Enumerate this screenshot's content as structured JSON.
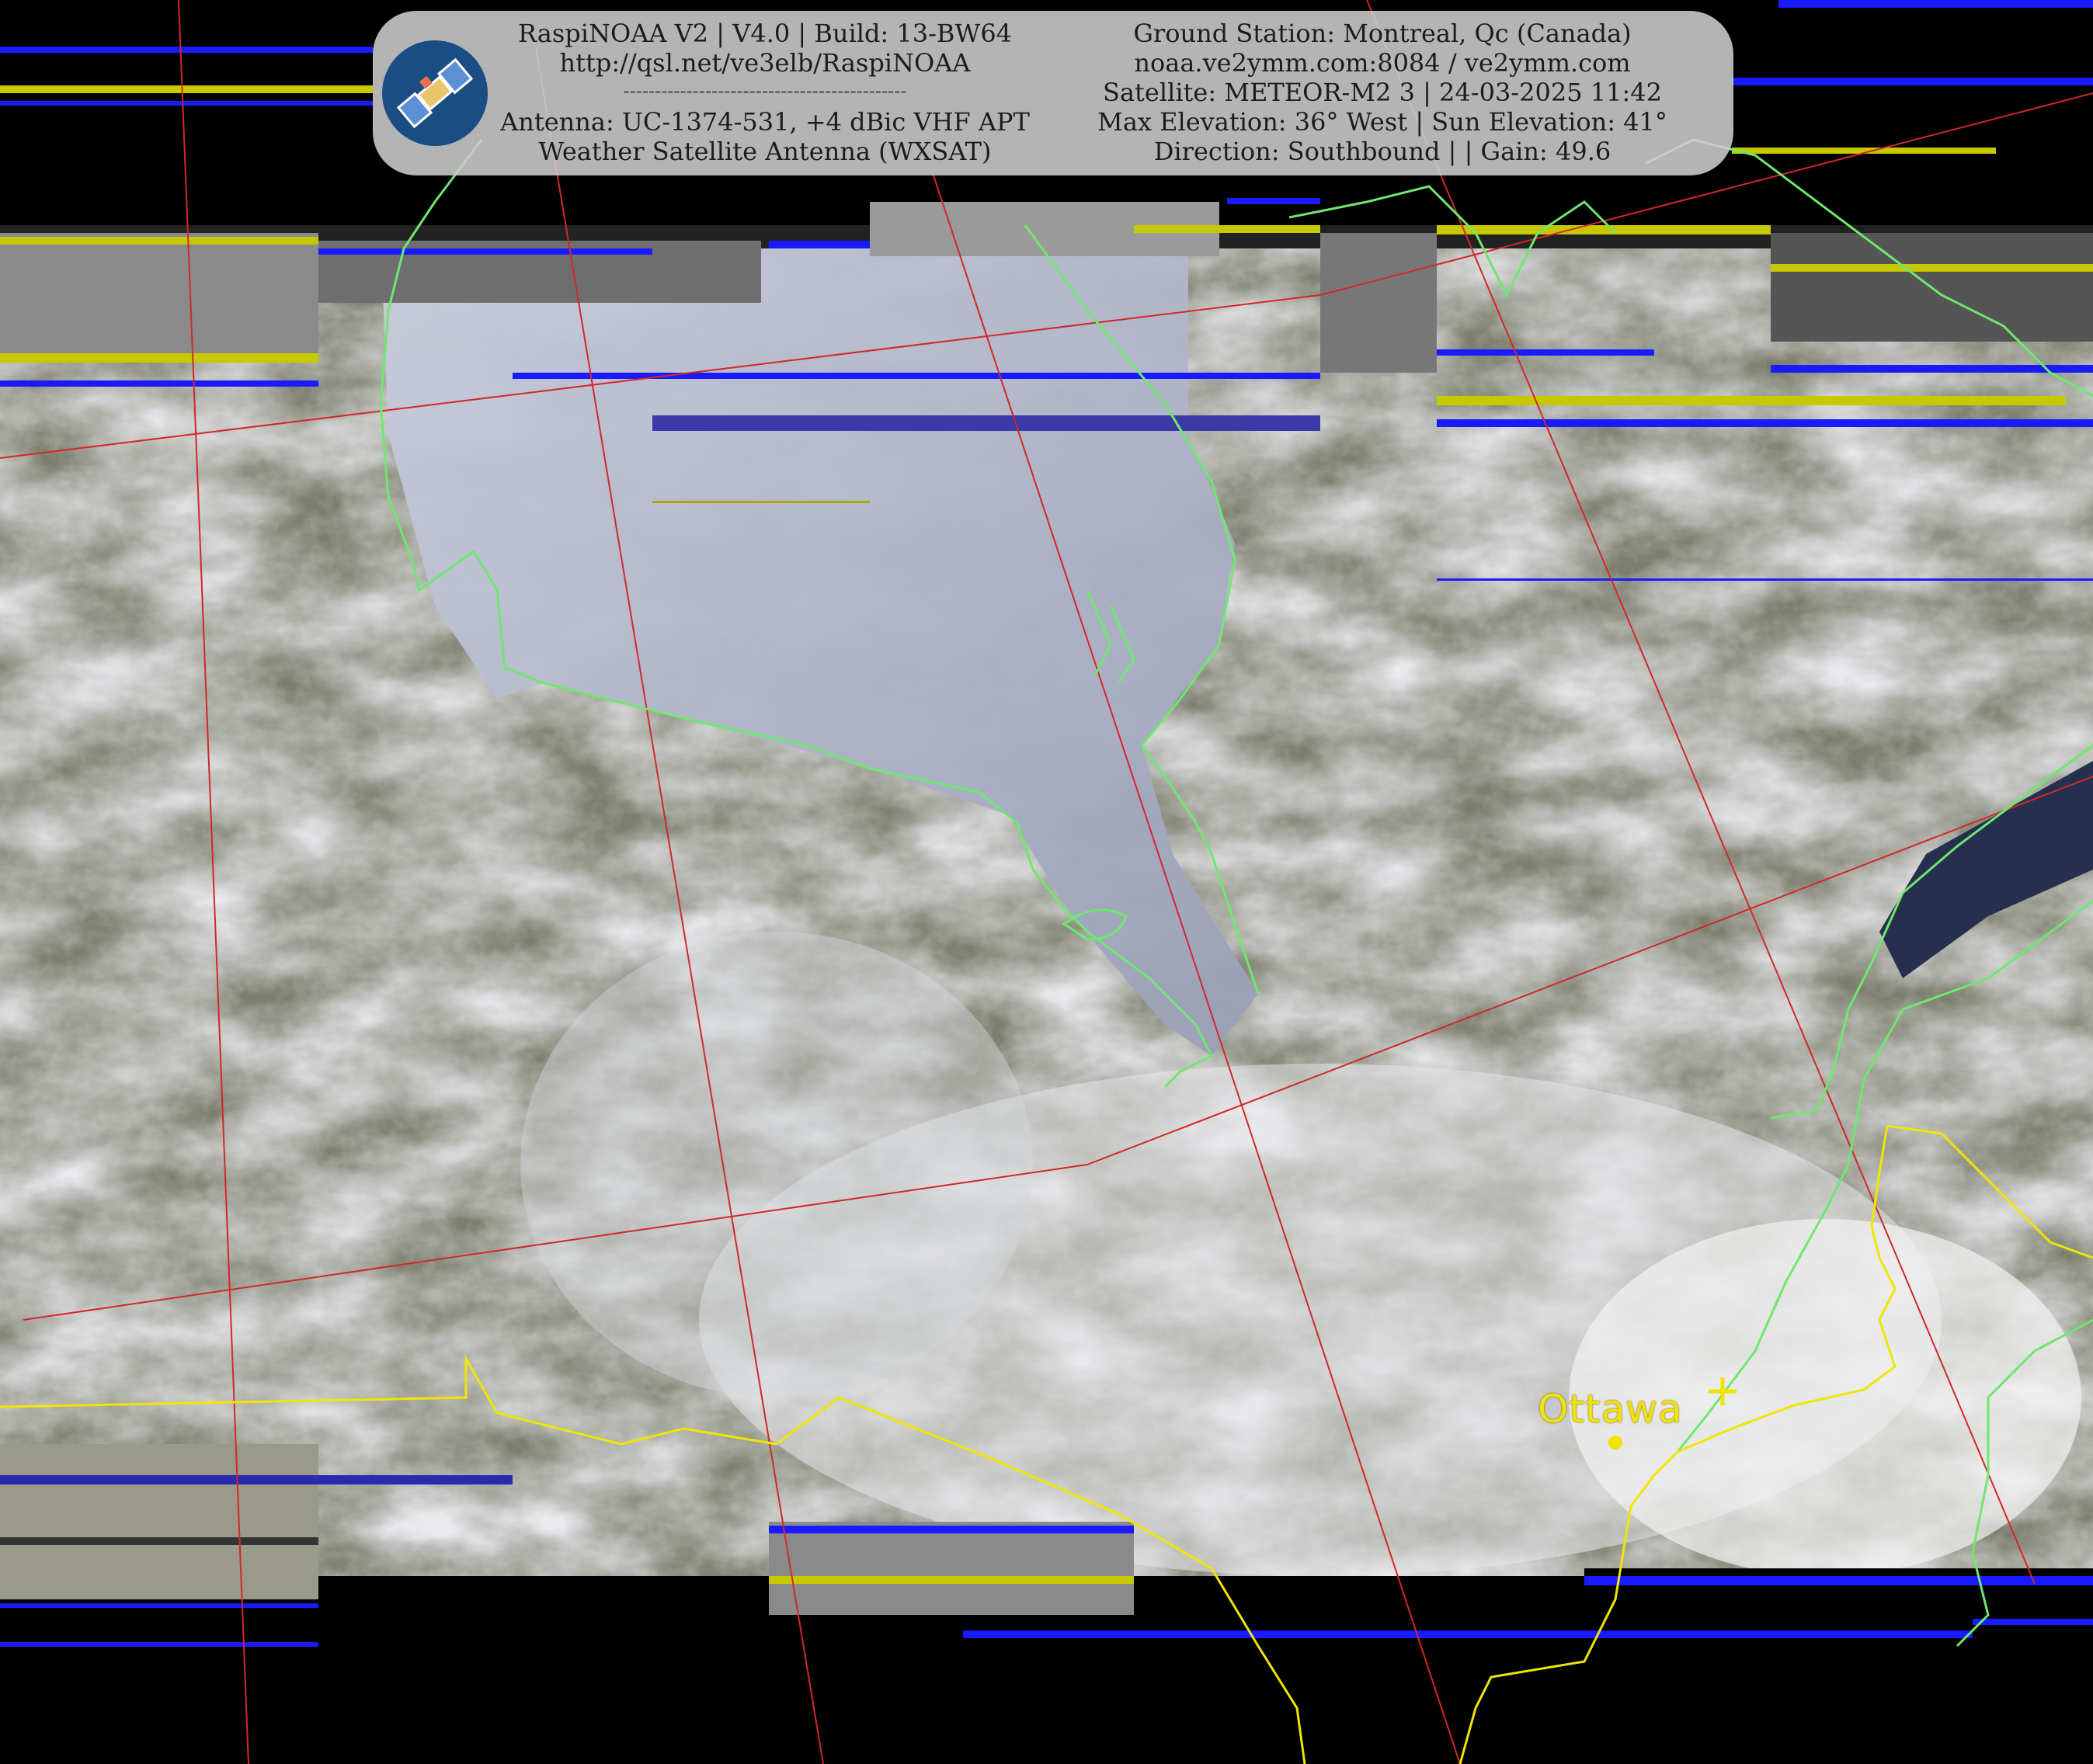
{
  "header": {
    "left_lines": [
      "RaspiNOAA V2 | V4.0 | Build: 13-BW64",
      "http://qsl.net/ve3elb/RaspiNOAA",
      "---------------------------------------------",
      "Antenna: UC-1374-531, +4 dBic VHF APT",
      "Weather Satellite Antenna (WXSAT)"
    ],
    "right_lines": [
      "Ground Station: Montreal, Qc (Canada)",
      "noaa.ve2ymm.com:8084 / ve2ymm.com",
      "Satellite: METEOR-M2 3 | 24-03-2025 11:42",
      "Max Elevation: 36° West | Sun Elevation: 41°",
      "Direction: Southbound | | Gain: 49.6"
    ],
    "logo_icon": "satellite-icon"
  },
  "map": {
    "city_label": "Ottawa",
    "colors": {
      "coastline": "#6ee86e",
      "border": "#f0e600",
      "graticule": "#d22828",
      "city_marker": "#f2e200"
    }
  }
}
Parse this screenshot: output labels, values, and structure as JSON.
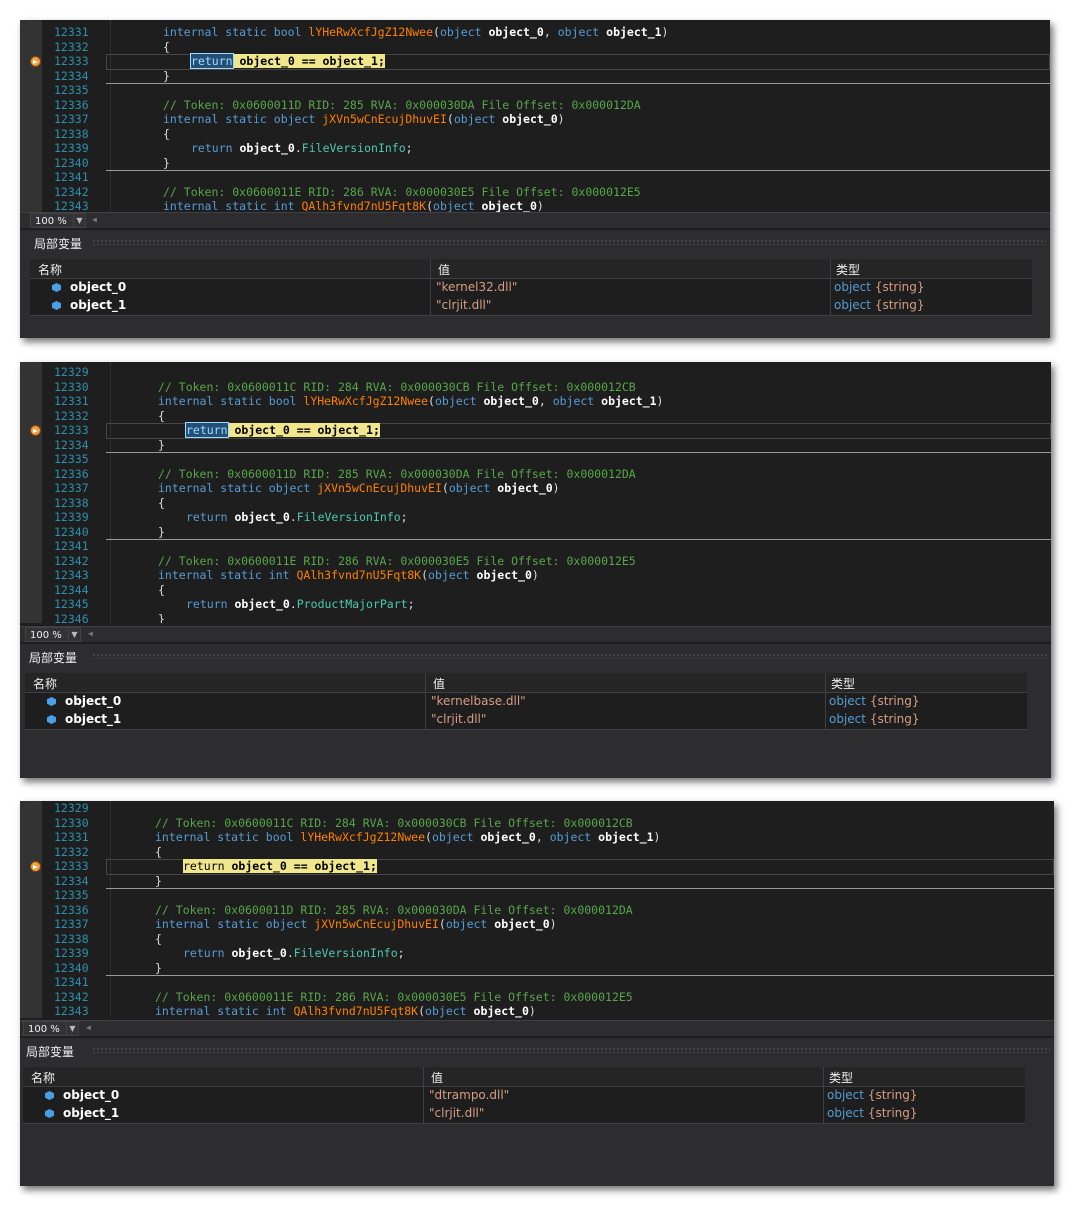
{
  "panels": [
    {
      "lines": [
        {
          "n": "12331",
          "type": "sig",
          "mod": "internal static bool ",
          "name": "lYHeRwXcfJgZ12Nwee",
          "args": "object_0, object_1"
        },
        {
          "n": "12332",
          "type": "brace",
          "text": "{"
        },
        {
          "n": "12333",
          "type": "ret",
          "text": "return object_0 == object_1;"
        },
        {
          "n": "12334",
          "type": "brace",
          "text": "}"
        },
        {
          "n": "12335",
          "type": "blank"
        },
        {
          "n": "12336",
          "type": "comment",
          "text": "// Token: 0x0600011D RID: 285 RVA: 0x000030DA File Offset: 0x000012DA"
        },
        {
          "n": "12337",
          "type": "sig1",
          "mod": "internal static object ",
          "name": "jXVn5wCnEcujDhuvEI",
          "args": "object_0"
        },
        {
          "n": "12338",
          "type": "brace",
          "text": "{"
        },
        {
          "n": "12339",
          "type": "retprop",
          "prop": "FileVersionInfo"
        },
        {
          "n": "12340",
          "type": "brace",
          "text": "}"
        },
        {
          "n": "12341",
          "type": "blank"
        },
        {
          "n": "12342",
          "type": "comment",
          "text": "// Token: 0x0600011E RID: 286 RVA: 0x000030E5 File Offset: 0x000012E5"
        },
        {
          "n": "12343",
          "type": "sig1",
          "mod": "internal static int ",
          "name": "QAlh3fvnd7nU5Fqt8K",
          "args": "object_0"
        }
      ],
      "zoom": "100 %",
      "locals_title": "局部变量",
      "headers": {
        "name": "名称",
        "value": "值",
        "type": "类型"
      },
      "vars": [
        {
          "name": "object_0",
          "value": "\"kernel32.dll\"",
          "type_obj": "object",
          "type_inner": "{string}"
        },
        {
          "name": "object_1",
          "value": "\"clrjit.dll\"",
          "type_obj": "object",
          "type_inner": "{string}"
        }
      ]
    },
    {
      "lines": [
        {
          "n": "12329",
          "type": "blank"
        },
        {
          "n": "12330",
          "type": "comment",
          "text": "// Token: 0x0600011C RID: 284 RVA: 0x000030CB File Offset: 0x000012CB"
        },
        {
          "n": "12331",
          "type": "sig",
          "mod": "internal static bool ",
          "name": "lYHeRwXcfJgZ12Nwee",
          "args": "object_0, object_1"
        },
        {
          "n": "12332",
          "type": "brace",
          "text": "{"
        },
        {
          "n": "12333",
          "type": "ret",
          "text": "return object_0 == object_1;"
        },
        {
          "n": "12334",
          "type": "brace",
          "text": "}"
        },
        {
          "n": "12335",
          "type": "blank"
        },
        {
          "n": "12336",
          "type": "comment",
          "text": "// Token: 0x0600011D RID: 285 RVA: 0x000030DA File Offset: 0x000012DA"
        },
        {
          "n": "12337",
          "type": "sig1",
          "mod": "internal static object ",
          "name": "jXVn5wCnEcujDhuvEI",
          "args": "object_0"
        },
        {
          "n": "12338",
          "type": "brace",
          "text": "{"
        },
        {
          "n": "12339",
          "type": "retprop",
          "prop": "FileVersionInfo"
        },
        {
          "n": "12340",
          "type": "brace",
          "text": "}"
        },
        {
          "n": "12341",
          "type": "blank"
        },
        {
          "n": "12342",
          "type": "comment",
          "text": "// Token: 0x0600011E RID: 286 RVA: 0x000030E5 File Offset: 0x000012E5"
        },
        {
          "n": "12343",
          "type": "sig1",
          "mod": "internal static int ",
          "name": "QAlh3fvnd7nU5Fqt8K",
          "args": "object_0"
        },
        {
          "n": "12344",
          "type": "brace",
          "text": "{"
        },
        {
          "n": "12345",
          "type": "retprop",
          "prop": "ProductMajorPart"
        },
        {
          "n": "12346",
          "type": "brace",
          "text": "}"
        }
      ],
      "zoom": "100 %",
      "locals_title": "局部变量",
      "headers": {
        "name": "名称",
        "value": "值",
        "type": "类型"
      },
      "vars": [
        {
          "name": "object_0",
          "value": "\"kernelbase.dll\"",
          "type_obj": "object",
          "type_inner": "{string}"
        },
        {
          "name": "object_1",
          "value": "\"clrjit.dll\"",
          "type_obj": "object",
          "type_inner": "{string}"
        }
      ]
    },
    {
      "lines": [
        {
          "n": "12329",
          "type": "blank"
        },
        {
          "n": "12330",
          "type": "comment",
          "text": "// Token: 0x0600011C RID: 284 RVA: 0x000030CB File Offset: 0x000012CB"
        },
        {
          "n": "12331",
          "type": "sig",
          "mod": "internal static bool ",
          "name": "lYHeRwXcfJgZ12Nwee",
          "args": "object_0, object_1"
        },
        {
          "n": "12332",
          "type": "brace",
          "text": "{"
        },
        {
          "n": "12333",
          "type": "ret",
          "text": "return object_0 == object_1;"
        },
        {
          "n": "12334",
          "type": "brace",
          "text": "}"
        },
        {
          "n": "12335",
          "type": "blank"
        },
        {
          "n": "12336",
          "type": "comment",
          "text": "// Token: 0x0600011D RID: 285 RVA: 0x000030DA File Offset: 0x000012DA"
        },
        {
          "n": "12337",
          "type": "sig1",
          "mod": "internal static object ",
          "name": "jXVn5wCnEcujDhuvEI",
          "args": "object_0"
        },
        {
          "n": "12338",
          "type": "brace",
          "text": "{"
        },
        {
          "n": "12339",
          "type": "retprop",
          "prop": "FileVersionInfo"
        },
        {
          "n": "12340",
          "type": "brace",
          "text": "}"
        },
        {
          "n": "12341",
          "type": "blank"
        },
        {
          "n": "12342",
          "type": "comment",
          "text": "// Token: 0x0600011E RID: 286 RVA: 0x000030E5 File Offset: 0x000012E5"
        },
        {
          "n": "12343",
          "type": "sig1",
          "mod": "internal static int ",
          "name": "QAlh3fvnd7nU5Fqt8K",
          "args": "object_0"
        }
      ],
      "zoom": "100 %",
      "locals_title": "局部变量",
      "headers": {
        "name": "名称",
        "value": "值",
        "type": "类型"
      },
      "vars": [
        {
          "name": "object_0",
          "value": "\"dtrampo.dll\"",
          "type_obj": "object",
          "type_inner": "{string}"
        },
        {
          "name": "object_1",
          "value": "\"clrjit.dll\"",
          "type_obj": "object",
          "type_inner": "{string}"
        }
      ]
    }
  ]
}
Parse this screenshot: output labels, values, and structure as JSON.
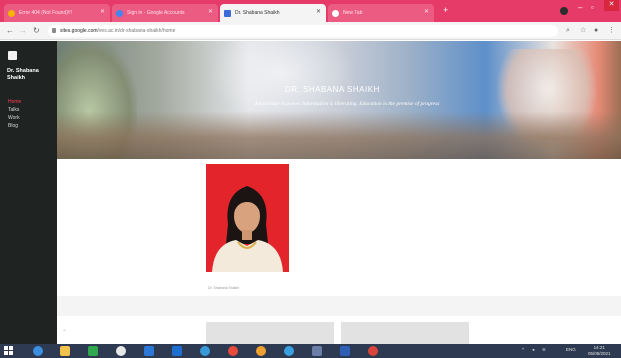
{
  "browser": {
    "tabs": [
      {
        "label": "Error 404 (Not Found)!!!",
        "favicon_color": "#f4b400",
        "active": false
      },
      {
        "label": "Sign in - Google Accounts",
        "favicon_color": "#4285f4",
        "active": false
      },
      {
        "label": "Dr. Shabana Shaikh",
        "favicon_color": "#3b6bd6",
        "active": true
      },
      {
        "label": "New Tab",
        "favicon_color": "#ffffff",
        "active": false
      }
    ],
    "new_tab_label": "+",
    "address": {
      "host": "sites.google.com",
      "path": "/ves.ac.in/dr-shabana-shaikh/home"
    },
    "accent_color": "#e63b68"
  },
  "site": {
    "title": "Dr. Shabana Shaikh",
    "nav": [
      {
        "label": "Home",
        "active": true
      },
      {
        "label": "Talks",
        "active": false
      },
      {
        "label": "Work",
        "active": false
      },
      {
        "label": "Blog",
        "active": false
      }
    ],
    "banner_title": "DR. SHABANA SHAIKH",
    "banner_quote": "Knowledge is power. Information is liberating. Education is the premise of progress",
    "photo_caption": "Dr. Shabana Shaikh"
  },
  "taskbar": {
    "apps": [
      {
        "icon": "internet-explorer-icon",
        "color": "#3b8fe0"
      },
      {
        "icon": "file-explorer-icon",
        "color": "#f2c14e"
      },
      {
        "icon": "store-icon",
        "color": "#2fa84f"
      },
      {
        "icon": "app-icon",
        "color": "#e8e8e8"
      },
      {
        "icon": "edge-icon",
        "color": "#2b78d8"
      },
      {
        "icon": "media-icon",
        "color": "#1c6fd1"
      },
      {
        "icon": "photos-icon",
        "color": "#3a9ad9"
      },
      {
        "icon": "chrome-icon",
        "color": "#e84b3c"
      },
      {
        "icon": "paint-icon",
        "color": "#f0a030"
      },
      {
        "icon": "network-icon",
        "color": "#39a0e0"
      },
      {
        "icon": "settings-icon",
        "color": "#6a7ea8"
      },
      {
        "icon": "word-icon",
        "color": "#2f5fb7"
      },
      {
        "icon": "chrome-icon",
        "color": "#d9453a"
      }
    ],
    "tray_text": "ENG",
    "clock_time": "14:21",
    "clock_date": "05/08/2021"
  }
}
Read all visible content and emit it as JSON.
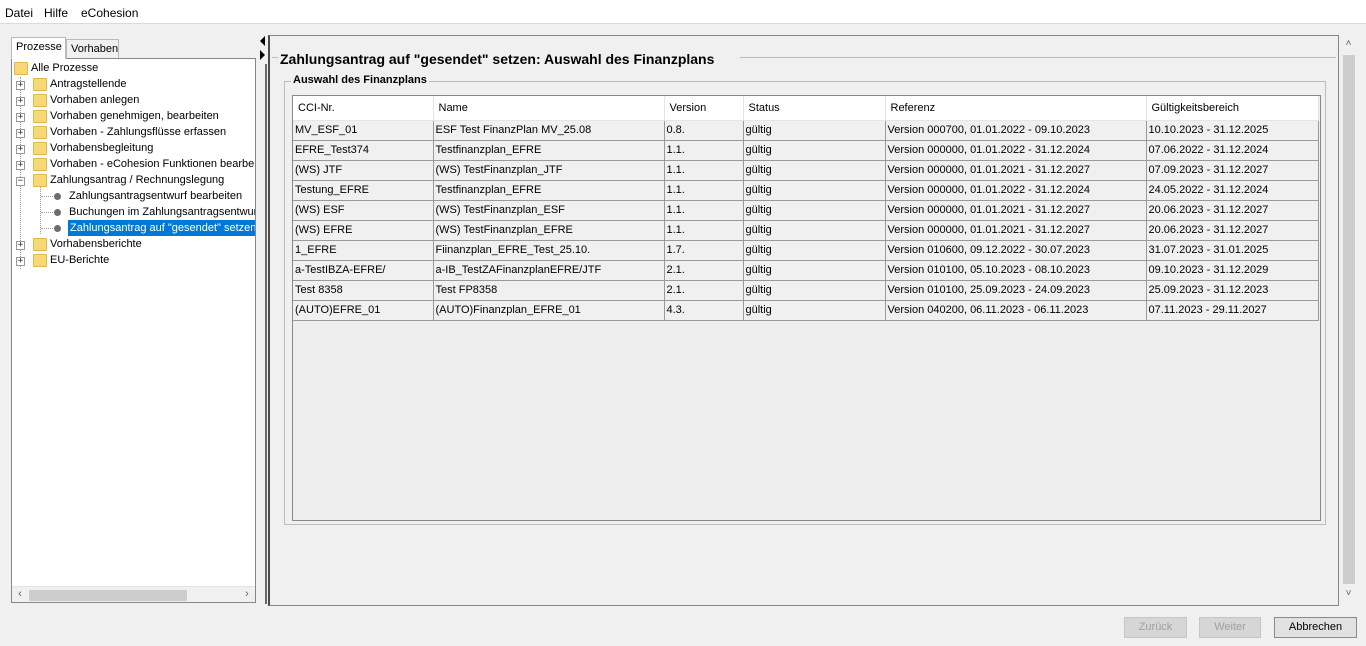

◆ ◆ ◆

--- WHAT TO PRODUCE ---
Copy each line of the data above that holds "RaspiNOAA".

--- FINAL RESULT ---
      "RaspiNOAA V2 | V4.0 | Build: 13-BW64",
      "http://qsl.net/ve3elb/RaspiNOAA",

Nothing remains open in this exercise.